Challenge - Look through the listing below and work out how many of its lines hold the word "clients". Give only the number.

Dataset -
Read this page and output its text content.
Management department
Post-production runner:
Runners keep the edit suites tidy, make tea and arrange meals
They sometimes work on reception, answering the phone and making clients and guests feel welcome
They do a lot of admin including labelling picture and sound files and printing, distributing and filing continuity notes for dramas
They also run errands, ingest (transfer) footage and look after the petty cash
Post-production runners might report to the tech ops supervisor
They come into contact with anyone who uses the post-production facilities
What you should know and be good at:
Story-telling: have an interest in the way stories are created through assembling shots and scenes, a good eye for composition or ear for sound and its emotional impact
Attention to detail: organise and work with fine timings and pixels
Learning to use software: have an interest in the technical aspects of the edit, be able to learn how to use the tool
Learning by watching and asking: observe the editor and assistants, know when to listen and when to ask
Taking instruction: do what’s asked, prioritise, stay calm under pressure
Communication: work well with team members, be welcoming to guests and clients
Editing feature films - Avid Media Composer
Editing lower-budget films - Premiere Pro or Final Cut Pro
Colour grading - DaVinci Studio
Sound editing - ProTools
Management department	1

Task response - 2